-- Start of Given entries --

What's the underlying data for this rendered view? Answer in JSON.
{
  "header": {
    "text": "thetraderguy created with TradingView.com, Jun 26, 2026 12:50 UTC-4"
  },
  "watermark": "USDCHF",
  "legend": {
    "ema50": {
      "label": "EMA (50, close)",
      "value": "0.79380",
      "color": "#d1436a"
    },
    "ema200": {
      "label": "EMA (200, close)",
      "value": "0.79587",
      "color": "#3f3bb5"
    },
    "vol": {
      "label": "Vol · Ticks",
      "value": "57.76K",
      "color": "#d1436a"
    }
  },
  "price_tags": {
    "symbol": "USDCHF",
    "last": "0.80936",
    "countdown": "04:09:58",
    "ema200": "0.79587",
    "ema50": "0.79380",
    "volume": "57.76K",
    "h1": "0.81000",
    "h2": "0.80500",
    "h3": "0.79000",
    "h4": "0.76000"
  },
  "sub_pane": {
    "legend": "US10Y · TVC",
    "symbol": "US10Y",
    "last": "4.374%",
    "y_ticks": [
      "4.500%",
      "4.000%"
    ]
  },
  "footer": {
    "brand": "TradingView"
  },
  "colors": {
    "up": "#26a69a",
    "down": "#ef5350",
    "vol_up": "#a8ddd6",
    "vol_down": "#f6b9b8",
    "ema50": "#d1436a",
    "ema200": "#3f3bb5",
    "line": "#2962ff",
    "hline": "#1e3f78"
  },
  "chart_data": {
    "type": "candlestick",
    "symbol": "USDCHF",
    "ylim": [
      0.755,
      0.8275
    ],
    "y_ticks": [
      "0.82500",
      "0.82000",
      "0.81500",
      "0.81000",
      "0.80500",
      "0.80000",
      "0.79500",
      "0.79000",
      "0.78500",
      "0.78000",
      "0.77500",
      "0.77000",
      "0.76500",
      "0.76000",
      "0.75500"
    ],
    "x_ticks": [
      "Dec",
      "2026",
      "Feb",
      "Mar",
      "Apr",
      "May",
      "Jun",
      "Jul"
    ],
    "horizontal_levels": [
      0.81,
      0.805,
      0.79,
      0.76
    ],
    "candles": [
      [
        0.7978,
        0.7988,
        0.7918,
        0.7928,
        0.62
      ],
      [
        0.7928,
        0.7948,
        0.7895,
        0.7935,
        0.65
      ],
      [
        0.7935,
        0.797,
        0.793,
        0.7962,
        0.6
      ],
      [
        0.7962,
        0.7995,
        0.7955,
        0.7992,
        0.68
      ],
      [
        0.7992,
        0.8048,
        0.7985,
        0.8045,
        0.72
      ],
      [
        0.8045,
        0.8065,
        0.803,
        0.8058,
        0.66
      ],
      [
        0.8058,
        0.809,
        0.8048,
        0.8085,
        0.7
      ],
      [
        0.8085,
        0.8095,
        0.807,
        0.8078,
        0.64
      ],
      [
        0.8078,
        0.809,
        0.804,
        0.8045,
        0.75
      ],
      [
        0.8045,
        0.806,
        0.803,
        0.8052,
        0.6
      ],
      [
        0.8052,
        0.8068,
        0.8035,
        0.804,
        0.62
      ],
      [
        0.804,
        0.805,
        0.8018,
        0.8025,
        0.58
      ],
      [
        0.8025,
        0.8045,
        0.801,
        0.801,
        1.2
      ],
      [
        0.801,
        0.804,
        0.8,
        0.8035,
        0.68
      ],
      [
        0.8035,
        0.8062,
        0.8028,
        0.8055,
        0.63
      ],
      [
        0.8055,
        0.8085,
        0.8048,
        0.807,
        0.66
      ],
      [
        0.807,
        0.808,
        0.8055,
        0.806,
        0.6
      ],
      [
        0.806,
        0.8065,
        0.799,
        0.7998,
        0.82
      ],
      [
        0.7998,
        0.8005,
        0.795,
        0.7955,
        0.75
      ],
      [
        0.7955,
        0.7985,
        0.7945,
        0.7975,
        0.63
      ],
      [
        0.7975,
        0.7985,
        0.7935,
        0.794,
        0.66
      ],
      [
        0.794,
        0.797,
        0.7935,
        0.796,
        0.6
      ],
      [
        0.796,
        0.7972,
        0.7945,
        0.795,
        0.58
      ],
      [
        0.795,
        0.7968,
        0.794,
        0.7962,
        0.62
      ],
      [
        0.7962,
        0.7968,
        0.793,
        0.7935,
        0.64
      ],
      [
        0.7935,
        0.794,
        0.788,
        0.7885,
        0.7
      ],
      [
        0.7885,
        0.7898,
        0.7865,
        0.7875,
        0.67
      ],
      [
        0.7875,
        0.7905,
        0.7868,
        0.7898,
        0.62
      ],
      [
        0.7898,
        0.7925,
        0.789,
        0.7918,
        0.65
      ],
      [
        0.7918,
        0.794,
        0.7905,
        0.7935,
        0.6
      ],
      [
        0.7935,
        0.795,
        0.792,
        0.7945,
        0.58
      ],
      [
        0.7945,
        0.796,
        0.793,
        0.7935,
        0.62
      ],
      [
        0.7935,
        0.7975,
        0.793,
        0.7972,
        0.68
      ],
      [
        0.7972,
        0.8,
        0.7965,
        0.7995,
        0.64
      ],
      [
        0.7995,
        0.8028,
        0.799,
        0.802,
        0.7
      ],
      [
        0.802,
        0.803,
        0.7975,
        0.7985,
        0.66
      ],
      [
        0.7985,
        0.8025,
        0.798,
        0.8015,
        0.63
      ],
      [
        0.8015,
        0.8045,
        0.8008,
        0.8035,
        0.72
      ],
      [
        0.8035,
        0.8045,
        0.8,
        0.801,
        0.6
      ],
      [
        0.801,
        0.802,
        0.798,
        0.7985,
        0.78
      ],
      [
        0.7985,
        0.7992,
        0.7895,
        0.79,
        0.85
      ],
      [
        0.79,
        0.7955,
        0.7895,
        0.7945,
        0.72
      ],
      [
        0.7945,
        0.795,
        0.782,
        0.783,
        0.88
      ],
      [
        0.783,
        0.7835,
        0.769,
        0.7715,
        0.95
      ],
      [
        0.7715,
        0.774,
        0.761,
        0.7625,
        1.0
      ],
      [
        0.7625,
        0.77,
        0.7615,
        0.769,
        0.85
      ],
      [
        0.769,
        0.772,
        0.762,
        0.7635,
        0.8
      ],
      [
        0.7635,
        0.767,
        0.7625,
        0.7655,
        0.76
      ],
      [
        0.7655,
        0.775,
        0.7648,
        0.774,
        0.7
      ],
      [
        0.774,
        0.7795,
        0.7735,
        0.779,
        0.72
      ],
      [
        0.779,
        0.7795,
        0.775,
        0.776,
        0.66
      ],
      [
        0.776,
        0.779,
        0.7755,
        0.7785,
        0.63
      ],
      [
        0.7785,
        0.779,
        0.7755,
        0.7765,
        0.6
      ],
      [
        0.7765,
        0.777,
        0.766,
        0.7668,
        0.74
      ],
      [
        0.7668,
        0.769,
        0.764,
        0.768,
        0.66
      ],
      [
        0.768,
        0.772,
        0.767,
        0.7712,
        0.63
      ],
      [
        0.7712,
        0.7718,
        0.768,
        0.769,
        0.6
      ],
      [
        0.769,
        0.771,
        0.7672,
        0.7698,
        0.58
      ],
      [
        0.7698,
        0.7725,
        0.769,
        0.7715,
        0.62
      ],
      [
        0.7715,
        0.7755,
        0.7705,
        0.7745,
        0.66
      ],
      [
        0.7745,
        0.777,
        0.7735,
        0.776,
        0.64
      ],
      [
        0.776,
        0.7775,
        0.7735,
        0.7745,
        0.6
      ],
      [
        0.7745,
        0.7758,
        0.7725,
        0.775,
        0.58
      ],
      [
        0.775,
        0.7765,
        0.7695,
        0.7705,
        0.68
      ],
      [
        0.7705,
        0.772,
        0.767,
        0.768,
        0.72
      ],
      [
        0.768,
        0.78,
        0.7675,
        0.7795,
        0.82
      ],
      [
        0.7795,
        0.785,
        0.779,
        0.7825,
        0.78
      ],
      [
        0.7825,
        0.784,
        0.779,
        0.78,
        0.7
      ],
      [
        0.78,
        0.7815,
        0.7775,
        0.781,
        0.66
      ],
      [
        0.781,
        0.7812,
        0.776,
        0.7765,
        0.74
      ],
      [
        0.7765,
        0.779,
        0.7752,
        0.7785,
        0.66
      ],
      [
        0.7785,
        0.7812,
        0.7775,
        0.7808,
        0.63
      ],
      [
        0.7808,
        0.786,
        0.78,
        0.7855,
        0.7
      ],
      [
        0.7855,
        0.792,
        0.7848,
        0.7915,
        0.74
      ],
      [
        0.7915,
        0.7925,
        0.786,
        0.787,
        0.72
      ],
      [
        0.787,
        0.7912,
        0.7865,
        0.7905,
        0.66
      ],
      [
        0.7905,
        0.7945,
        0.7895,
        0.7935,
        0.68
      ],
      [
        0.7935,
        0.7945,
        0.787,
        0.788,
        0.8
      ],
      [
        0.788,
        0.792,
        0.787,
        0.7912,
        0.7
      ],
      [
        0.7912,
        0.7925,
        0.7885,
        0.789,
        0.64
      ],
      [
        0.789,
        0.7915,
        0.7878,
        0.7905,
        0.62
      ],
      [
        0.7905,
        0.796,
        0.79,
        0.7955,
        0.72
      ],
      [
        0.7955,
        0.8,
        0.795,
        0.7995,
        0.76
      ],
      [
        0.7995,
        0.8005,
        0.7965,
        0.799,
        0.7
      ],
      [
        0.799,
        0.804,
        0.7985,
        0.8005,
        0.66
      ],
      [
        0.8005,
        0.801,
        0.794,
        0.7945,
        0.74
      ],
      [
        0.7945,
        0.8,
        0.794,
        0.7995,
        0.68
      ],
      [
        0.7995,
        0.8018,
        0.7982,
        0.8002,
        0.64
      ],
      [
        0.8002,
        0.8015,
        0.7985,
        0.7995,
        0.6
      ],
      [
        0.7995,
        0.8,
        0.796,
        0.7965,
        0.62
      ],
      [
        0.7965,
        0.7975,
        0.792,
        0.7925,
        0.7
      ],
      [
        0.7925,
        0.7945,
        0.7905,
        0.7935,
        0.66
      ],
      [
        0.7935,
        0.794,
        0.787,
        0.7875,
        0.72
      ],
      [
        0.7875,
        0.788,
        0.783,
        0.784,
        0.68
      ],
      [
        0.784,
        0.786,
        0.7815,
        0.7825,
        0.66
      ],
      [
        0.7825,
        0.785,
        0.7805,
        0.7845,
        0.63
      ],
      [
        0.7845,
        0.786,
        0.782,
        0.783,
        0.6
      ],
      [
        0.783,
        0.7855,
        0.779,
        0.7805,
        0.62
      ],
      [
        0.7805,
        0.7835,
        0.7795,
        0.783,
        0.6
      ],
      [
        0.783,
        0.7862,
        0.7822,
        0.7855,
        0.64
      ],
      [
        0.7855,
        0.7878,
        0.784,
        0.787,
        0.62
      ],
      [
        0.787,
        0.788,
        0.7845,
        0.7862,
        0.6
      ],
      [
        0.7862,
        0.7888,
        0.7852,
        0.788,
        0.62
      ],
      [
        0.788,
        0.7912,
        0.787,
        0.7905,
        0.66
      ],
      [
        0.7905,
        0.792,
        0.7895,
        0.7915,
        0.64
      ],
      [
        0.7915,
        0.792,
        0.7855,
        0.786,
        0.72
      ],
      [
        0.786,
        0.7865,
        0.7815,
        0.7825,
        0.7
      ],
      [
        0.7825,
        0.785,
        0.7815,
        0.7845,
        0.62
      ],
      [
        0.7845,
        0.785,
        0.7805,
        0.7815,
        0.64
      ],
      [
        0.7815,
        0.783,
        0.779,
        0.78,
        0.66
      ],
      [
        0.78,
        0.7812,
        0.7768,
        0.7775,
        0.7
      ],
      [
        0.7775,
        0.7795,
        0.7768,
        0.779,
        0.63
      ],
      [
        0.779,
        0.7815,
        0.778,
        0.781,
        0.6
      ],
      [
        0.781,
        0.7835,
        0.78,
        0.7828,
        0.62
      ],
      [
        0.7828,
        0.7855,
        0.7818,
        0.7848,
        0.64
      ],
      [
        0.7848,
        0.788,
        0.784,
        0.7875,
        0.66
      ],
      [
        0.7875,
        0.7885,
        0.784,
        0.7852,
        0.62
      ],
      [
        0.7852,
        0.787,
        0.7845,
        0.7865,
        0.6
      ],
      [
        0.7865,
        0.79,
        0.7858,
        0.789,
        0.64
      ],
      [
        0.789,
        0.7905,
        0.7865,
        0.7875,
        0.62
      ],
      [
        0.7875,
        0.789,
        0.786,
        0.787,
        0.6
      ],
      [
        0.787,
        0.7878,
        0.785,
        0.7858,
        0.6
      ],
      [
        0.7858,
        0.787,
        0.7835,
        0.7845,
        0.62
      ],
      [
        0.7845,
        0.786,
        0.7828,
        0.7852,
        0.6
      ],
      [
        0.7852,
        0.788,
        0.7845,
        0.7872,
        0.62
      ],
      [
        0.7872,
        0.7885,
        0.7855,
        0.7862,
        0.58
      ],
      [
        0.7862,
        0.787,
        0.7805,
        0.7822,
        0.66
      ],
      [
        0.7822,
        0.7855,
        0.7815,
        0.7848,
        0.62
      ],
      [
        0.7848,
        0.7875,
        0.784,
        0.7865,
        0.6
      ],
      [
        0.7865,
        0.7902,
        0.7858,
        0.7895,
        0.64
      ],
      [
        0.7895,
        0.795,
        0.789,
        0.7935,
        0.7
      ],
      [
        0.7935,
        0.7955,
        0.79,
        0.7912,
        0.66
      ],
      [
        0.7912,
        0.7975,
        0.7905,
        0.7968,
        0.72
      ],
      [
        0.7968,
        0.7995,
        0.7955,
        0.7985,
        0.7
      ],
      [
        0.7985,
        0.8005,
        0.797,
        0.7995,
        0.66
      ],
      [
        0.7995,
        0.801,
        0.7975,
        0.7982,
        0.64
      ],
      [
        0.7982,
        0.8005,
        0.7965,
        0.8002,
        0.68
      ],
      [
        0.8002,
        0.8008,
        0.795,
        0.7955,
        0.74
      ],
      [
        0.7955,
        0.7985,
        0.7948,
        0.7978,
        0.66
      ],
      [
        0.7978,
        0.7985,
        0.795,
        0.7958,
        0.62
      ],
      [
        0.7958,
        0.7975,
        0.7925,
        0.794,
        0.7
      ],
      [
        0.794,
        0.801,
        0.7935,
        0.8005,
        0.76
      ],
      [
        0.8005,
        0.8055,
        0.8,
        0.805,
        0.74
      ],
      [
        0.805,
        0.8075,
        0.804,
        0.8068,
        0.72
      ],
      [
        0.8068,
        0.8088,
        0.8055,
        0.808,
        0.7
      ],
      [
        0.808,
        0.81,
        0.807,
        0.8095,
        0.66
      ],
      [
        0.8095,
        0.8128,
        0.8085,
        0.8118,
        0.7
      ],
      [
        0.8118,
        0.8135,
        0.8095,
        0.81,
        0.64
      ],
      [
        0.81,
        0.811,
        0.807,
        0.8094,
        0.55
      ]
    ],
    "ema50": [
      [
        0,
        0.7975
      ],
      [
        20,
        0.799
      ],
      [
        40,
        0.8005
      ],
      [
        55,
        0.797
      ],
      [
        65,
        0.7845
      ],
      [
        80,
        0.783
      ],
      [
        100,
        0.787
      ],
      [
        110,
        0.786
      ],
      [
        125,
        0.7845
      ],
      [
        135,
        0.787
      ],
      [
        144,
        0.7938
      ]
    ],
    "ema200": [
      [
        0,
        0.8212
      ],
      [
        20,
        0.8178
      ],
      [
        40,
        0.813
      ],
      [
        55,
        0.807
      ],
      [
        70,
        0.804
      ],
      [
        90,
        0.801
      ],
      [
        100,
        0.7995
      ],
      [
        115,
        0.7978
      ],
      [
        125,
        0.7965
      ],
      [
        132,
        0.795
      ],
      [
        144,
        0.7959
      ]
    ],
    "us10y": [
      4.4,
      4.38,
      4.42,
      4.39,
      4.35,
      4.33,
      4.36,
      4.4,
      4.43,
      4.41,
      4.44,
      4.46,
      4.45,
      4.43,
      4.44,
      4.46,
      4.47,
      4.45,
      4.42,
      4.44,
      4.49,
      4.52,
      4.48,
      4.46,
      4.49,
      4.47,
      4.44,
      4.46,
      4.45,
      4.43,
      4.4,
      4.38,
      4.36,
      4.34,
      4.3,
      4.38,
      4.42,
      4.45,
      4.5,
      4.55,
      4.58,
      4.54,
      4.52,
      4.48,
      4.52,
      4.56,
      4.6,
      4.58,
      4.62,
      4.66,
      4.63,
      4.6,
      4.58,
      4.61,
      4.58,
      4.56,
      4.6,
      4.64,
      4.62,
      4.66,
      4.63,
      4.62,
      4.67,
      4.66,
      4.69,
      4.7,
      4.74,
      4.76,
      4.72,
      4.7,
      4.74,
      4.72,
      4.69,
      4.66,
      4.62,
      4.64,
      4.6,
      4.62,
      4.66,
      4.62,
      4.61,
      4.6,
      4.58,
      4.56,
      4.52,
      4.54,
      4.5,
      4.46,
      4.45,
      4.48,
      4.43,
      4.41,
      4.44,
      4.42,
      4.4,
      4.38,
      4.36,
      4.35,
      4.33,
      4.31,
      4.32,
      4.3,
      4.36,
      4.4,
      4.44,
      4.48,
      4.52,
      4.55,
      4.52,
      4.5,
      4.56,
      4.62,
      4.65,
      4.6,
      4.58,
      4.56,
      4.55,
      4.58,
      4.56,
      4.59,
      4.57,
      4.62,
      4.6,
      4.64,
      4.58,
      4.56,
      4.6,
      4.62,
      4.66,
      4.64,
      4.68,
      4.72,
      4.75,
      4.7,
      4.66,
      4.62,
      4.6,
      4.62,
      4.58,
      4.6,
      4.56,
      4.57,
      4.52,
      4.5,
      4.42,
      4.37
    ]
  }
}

-- End of Given entries --

**Aim**
Search the listing for the word "label". Copy every line in which it occurs.

**Result**
      "label": "EMA (50, close)",
      "label": "EMA (200, close)",
      "label": "Vol · Ticks",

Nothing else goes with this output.